● **PROVIDED INFORMATION**
Begin
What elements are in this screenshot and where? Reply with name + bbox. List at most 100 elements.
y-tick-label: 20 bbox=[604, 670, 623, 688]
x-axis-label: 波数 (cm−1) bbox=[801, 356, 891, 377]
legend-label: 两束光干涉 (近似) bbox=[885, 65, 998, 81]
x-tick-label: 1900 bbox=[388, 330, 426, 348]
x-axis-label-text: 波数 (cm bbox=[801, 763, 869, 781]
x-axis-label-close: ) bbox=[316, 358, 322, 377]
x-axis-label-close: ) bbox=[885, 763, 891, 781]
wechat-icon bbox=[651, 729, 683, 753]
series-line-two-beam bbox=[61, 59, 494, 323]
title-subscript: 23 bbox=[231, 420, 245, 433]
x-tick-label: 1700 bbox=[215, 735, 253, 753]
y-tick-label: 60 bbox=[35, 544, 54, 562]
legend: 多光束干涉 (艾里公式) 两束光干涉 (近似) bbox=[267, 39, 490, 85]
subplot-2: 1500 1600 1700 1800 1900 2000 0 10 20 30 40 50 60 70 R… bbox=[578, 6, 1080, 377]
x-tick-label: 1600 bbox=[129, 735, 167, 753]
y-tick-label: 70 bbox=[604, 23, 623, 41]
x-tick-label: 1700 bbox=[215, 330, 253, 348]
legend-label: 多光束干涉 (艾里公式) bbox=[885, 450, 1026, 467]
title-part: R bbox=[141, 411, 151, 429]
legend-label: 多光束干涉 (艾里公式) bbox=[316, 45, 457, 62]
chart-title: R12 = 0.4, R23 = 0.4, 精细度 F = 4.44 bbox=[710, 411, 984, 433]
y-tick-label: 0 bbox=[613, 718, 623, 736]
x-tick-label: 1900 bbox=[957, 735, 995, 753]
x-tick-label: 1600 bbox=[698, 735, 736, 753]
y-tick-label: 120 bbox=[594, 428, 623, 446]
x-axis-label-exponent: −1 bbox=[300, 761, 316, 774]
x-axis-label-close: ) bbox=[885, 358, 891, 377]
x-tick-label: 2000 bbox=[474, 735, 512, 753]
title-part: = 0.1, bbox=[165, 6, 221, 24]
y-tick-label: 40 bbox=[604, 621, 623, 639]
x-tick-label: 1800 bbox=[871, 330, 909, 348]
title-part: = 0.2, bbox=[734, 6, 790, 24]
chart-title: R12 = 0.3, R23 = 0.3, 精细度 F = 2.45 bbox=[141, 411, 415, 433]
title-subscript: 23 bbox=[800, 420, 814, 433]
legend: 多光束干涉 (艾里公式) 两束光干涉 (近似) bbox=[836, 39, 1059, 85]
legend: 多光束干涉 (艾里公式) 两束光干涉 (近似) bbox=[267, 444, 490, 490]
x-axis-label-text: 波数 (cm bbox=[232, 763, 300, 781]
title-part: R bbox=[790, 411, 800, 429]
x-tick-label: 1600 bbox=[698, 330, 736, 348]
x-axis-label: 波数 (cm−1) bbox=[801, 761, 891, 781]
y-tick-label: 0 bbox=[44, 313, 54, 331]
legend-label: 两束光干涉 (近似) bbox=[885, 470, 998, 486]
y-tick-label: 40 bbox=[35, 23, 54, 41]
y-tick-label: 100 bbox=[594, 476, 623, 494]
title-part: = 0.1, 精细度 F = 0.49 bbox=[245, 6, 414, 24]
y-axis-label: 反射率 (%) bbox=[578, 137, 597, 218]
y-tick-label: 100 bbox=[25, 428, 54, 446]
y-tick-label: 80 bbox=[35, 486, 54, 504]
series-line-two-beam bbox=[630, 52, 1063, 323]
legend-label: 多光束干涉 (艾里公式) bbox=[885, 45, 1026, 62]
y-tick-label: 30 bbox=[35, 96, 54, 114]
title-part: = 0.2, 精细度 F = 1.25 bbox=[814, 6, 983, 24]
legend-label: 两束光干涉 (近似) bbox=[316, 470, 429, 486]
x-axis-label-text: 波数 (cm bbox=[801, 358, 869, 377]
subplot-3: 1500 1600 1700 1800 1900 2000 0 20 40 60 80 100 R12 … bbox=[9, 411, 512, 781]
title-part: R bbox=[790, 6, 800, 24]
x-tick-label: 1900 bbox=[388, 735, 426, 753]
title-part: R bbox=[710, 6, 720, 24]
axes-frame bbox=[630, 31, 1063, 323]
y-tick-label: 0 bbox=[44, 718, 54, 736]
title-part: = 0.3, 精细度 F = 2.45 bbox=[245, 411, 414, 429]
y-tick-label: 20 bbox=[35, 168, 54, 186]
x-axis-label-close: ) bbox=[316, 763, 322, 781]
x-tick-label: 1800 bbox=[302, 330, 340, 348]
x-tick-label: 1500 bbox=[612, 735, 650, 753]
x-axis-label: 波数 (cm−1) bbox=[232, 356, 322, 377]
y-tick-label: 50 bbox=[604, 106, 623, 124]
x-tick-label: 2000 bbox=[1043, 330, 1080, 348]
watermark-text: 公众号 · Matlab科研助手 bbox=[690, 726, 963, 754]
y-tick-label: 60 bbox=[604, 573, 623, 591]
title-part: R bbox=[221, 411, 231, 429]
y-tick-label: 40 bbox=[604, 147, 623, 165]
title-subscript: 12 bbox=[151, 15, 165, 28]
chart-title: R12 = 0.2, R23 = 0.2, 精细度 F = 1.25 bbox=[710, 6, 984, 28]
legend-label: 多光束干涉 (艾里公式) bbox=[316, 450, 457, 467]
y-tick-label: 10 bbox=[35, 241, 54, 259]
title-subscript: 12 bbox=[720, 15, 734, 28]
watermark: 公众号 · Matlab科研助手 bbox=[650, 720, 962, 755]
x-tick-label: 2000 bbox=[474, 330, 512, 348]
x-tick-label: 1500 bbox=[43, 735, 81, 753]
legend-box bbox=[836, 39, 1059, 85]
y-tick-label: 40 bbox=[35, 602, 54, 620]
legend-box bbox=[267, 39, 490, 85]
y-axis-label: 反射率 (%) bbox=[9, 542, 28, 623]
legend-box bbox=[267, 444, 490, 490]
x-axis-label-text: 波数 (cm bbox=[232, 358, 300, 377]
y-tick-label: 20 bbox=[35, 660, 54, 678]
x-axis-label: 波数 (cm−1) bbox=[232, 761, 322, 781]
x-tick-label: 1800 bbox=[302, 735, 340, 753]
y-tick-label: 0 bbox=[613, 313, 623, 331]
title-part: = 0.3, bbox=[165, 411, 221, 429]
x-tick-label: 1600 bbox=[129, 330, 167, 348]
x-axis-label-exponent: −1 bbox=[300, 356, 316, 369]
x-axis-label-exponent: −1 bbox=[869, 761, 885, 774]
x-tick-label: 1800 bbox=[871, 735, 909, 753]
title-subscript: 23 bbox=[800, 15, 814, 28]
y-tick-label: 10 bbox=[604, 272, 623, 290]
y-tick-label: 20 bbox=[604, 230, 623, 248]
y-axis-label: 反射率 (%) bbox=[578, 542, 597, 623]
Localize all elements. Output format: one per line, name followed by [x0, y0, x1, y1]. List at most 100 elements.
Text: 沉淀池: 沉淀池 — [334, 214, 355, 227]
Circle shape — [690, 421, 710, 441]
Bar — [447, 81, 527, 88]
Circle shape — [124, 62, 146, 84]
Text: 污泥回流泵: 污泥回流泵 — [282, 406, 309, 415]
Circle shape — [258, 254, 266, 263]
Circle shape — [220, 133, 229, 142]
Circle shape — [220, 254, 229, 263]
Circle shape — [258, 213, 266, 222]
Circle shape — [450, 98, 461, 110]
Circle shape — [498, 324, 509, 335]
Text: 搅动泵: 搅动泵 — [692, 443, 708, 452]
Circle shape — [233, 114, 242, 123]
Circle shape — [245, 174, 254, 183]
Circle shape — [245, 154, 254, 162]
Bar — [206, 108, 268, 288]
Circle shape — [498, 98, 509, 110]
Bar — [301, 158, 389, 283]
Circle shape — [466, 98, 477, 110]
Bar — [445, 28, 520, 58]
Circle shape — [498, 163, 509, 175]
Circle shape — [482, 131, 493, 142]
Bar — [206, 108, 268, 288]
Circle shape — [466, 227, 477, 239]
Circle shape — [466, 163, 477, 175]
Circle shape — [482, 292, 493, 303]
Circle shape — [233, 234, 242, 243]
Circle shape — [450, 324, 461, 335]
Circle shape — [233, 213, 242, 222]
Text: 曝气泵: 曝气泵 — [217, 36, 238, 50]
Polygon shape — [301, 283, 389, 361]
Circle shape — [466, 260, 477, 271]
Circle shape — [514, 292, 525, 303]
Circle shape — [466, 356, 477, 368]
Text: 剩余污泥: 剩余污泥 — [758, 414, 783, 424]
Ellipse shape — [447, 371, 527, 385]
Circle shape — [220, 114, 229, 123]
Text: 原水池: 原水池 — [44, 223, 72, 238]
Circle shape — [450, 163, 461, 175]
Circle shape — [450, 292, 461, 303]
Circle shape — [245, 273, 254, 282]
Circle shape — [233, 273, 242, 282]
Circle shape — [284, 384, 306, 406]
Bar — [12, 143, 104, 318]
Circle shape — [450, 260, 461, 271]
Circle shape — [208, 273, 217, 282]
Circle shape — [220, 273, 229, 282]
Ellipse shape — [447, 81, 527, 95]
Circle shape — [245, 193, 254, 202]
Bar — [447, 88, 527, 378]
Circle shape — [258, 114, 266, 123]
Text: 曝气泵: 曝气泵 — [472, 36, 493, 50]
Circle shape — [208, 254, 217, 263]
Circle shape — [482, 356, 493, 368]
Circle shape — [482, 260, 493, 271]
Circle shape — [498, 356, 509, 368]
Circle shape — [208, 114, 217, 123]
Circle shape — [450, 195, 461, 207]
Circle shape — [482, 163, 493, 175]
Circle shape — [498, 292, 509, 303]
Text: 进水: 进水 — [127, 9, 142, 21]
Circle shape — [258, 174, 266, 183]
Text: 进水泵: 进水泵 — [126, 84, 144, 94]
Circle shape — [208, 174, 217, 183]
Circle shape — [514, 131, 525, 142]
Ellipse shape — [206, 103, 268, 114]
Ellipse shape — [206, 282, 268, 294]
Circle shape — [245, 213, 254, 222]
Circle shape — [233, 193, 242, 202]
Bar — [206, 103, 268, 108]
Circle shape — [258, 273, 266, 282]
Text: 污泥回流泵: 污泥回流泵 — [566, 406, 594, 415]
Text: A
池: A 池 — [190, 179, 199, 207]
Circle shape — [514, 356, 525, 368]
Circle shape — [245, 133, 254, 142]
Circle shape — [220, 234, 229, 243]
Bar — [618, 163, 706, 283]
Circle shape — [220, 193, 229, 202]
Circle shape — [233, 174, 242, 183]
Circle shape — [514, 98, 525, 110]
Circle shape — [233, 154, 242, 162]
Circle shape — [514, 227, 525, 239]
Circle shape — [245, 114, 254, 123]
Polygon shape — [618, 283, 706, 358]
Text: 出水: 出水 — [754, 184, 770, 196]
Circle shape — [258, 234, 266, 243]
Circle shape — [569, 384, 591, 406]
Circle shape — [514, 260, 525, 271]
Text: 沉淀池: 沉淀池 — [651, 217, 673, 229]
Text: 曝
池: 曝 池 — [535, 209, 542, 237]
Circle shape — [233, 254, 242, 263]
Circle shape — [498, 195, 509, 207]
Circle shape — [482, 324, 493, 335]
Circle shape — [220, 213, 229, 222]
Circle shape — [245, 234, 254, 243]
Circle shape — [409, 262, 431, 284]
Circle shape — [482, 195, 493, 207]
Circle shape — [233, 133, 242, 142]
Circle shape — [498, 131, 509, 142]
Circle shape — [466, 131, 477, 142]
End
● **TASK PROMPT**
Reproduce the entries from the beginning through the line containing "subplot-2: 1500 1600", substituting "x-axis-tick" for every occurrence of "x-tick-label" and leaving everything else unchanged.

● **RESPONSE BELOW**
What elements are in this screenshot and where? Reply with name + bbox. List at most 100 elements.
y-tick-label: 20 bbox=[604, 670, 623, 688]
x-axis-label: 波数 (cm−1) bbox=[801, 356, 891, 377]
legend-label: 两束光干涉 (近似) bbox=[885, 65, 998, 81]
x-axis-tick: 1900 bbox=[388, 330, 426, 348]
x-axis-label-text: 波数 (cm bbox=[801, 763, 869, 781]
x-axis-label-close: ) bbox=[316, 358, 322, 377]
x-axis-label-close: ) bbox=[885, 763, 891, 781]
wechat-icon bbox=[651, 729, 683, 753]
series-line-two-beam bbox=[61, 59, 494, 323]
title-subscript: 23 bbox=[231, 420, 245, 433]
x-axis-tick: 1700 bbox=[215, 735, 253, 753]
y-tick-label: 60 bbox=[35, 544, 54, 562]
legend: 多光束干涉 (艾里公式) 两束光干涉 (近似) bbox=[267, 39, 490, 85]
subplot-2: 1500 1600 1700 1800 1900 2000 0 10 20 30 40 50 60 70 R… bbox=[578, 6, 1080, 377]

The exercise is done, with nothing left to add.